• [WHAT IS REQUIRED]
Find each line with the word "days" and copy it.

• [DATA ROWS]
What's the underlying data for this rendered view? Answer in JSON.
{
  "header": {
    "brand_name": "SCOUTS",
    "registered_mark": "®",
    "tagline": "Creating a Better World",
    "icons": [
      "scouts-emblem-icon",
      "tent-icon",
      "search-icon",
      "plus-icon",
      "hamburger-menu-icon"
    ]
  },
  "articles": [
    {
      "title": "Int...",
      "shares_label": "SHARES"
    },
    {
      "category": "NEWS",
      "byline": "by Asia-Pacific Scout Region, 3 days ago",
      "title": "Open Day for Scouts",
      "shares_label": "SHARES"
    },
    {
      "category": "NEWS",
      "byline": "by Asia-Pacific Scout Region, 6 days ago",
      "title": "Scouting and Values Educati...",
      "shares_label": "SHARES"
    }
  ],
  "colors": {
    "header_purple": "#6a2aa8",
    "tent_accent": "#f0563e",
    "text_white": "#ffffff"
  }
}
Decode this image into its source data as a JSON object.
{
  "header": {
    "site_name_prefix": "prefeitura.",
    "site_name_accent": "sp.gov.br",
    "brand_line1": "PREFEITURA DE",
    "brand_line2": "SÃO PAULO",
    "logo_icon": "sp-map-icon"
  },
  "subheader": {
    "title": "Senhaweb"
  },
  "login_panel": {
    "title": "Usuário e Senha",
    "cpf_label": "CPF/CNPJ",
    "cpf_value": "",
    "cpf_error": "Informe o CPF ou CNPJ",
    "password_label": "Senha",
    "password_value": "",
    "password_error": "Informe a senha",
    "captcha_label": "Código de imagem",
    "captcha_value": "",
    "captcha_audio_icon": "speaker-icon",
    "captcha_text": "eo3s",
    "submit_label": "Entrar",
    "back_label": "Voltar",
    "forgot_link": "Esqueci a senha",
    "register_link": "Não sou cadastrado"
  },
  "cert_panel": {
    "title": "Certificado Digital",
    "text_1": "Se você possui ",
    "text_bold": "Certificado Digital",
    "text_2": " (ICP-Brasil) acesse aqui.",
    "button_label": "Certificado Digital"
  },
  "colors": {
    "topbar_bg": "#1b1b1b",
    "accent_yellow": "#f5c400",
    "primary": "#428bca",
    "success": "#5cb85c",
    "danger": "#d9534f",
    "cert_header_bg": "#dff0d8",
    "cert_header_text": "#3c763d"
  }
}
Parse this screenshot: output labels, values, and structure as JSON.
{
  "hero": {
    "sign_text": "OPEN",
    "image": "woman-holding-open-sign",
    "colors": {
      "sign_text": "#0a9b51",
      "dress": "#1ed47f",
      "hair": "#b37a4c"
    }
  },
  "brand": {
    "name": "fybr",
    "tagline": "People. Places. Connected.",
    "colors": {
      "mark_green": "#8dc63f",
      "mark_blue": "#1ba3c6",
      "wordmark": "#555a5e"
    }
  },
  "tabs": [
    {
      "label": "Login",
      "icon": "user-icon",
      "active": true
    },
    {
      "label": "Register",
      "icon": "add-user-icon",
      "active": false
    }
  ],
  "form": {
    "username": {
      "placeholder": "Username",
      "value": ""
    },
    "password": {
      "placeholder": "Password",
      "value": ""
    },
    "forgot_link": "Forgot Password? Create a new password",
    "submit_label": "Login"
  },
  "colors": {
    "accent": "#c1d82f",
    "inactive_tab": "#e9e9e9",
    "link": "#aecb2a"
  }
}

• [FINAL ANSWER]
      "byline": "by Asia-Pacific Scout Region, 3 days ago",
      "byline": "by Asia-Pacific Scout Region, 6 days ago",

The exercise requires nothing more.